- [Requirement]:
Report, word for word, every line of the material that contains "HEIs".

- [Extracted data entries]:
========================

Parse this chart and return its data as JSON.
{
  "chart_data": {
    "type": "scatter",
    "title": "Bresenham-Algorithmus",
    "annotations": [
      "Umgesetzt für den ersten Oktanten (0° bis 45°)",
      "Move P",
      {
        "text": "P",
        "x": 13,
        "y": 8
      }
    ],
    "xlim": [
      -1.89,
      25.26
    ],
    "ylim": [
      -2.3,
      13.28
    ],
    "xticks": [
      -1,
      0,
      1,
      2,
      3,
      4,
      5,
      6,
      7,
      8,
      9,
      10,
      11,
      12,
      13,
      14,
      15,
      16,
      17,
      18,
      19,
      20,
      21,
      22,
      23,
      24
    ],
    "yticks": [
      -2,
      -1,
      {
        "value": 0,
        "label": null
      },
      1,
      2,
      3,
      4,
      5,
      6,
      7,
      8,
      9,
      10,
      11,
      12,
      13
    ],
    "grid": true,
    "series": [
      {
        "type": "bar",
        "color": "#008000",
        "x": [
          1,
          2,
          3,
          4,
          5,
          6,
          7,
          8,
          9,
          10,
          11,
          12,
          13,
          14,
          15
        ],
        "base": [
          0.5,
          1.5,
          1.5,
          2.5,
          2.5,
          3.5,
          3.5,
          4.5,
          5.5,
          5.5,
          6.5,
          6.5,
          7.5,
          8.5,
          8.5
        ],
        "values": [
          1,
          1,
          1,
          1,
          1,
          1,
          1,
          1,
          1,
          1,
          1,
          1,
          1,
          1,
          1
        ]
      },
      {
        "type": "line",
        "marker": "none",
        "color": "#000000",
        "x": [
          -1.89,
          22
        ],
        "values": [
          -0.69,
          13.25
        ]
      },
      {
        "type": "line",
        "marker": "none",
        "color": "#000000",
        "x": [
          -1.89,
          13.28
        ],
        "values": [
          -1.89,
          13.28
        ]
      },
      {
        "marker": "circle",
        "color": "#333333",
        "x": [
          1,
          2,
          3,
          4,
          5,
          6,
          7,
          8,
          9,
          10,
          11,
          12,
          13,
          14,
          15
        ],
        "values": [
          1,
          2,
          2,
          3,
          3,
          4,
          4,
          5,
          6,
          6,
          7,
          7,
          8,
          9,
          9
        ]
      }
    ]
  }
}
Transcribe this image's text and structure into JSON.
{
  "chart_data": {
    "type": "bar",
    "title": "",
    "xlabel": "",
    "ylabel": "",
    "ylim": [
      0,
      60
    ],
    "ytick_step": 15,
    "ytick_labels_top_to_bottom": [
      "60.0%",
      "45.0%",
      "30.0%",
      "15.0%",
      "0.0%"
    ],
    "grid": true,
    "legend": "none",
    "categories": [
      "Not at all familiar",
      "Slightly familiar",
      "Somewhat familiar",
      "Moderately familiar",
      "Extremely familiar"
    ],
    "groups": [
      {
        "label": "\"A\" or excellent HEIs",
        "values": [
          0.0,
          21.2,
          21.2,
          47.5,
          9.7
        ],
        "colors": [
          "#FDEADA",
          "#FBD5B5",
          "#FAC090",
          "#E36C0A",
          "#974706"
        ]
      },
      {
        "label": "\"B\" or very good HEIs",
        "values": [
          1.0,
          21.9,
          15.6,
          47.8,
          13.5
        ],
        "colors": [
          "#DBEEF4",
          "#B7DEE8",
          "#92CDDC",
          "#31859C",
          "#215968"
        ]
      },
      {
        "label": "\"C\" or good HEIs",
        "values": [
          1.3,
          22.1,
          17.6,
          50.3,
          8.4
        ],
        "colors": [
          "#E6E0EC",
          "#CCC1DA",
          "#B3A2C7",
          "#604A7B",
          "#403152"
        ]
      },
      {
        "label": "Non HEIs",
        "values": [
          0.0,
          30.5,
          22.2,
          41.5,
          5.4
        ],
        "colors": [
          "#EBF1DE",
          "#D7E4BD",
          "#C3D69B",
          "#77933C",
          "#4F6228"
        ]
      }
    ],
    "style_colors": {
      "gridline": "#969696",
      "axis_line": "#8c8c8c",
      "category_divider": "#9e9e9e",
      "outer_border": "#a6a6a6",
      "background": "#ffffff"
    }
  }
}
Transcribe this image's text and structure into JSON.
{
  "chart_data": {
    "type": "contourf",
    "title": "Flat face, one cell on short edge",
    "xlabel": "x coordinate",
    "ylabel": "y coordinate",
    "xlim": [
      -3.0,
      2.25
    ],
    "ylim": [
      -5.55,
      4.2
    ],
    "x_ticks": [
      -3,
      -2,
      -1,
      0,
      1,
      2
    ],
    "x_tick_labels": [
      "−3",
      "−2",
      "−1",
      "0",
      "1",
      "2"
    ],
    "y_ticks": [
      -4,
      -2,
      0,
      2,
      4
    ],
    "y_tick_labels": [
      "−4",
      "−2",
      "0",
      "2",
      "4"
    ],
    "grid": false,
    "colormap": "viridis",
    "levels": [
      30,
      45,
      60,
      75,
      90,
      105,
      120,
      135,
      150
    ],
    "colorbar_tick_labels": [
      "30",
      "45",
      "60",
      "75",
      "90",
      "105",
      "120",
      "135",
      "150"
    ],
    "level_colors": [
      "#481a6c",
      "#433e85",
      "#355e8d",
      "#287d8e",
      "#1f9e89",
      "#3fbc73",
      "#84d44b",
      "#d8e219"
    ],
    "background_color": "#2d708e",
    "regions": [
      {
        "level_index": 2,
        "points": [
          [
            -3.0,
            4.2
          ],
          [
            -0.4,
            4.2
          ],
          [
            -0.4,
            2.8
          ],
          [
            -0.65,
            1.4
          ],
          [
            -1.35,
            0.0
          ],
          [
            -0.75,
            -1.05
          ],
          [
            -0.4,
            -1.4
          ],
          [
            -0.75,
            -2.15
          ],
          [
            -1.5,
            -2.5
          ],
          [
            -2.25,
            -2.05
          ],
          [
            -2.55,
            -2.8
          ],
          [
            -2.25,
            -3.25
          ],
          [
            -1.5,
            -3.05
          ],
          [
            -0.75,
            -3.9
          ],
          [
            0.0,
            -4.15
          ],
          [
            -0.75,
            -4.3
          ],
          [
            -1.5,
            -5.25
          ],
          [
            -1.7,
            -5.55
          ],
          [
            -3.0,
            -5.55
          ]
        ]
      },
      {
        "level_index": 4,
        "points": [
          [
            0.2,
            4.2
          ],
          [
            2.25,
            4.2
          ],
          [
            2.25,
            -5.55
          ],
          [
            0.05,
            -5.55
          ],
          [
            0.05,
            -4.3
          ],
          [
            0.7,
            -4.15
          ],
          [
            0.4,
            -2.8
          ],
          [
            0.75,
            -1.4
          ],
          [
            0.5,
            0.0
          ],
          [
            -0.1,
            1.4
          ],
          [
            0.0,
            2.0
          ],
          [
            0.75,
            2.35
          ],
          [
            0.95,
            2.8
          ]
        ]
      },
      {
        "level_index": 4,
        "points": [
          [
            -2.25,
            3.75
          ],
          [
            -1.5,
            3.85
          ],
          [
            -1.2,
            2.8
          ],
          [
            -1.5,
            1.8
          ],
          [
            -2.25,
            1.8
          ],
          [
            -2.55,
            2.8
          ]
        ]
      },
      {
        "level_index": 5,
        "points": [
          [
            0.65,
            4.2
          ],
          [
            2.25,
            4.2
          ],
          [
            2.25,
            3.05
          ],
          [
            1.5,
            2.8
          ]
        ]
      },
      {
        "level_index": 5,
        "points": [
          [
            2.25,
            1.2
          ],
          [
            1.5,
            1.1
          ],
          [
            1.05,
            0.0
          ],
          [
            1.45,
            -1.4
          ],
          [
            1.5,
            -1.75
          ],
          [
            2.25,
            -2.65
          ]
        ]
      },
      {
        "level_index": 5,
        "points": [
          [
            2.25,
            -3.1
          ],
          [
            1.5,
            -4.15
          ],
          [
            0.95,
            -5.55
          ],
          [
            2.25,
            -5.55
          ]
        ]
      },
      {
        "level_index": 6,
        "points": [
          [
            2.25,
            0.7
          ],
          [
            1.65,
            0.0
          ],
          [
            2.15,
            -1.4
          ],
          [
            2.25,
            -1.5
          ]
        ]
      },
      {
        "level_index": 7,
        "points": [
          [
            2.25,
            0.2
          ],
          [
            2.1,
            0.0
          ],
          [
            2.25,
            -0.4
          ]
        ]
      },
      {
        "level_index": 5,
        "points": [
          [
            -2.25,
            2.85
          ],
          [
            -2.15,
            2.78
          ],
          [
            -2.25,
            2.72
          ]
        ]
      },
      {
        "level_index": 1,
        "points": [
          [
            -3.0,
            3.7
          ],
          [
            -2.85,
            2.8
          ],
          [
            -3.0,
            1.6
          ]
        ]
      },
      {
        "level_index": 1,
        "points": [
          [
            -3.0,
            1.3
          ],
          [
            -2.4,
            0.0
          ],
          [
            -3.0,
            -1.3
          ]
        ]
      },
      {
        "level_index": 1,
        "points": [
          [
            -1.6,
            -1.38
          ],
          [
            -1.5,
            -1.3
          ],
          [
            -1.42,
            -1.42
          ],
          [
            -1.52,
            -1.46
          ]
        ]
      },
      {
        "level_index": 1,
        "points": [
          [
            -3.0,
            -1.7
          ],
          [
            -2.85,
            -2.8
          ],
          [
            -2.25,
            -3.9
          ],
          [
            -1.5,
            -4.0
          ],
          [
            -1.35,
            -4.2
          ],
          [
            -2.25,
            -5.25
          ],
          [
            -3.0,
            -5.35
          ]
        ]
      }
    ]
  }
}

========================

- [Task answer]:
        "label": "\"A\" or excellent HEIs",
        "label": "\"B\" or very good HEIs",
        "label": "\"C\" or good HEIs",
        "label": "Non HEIs",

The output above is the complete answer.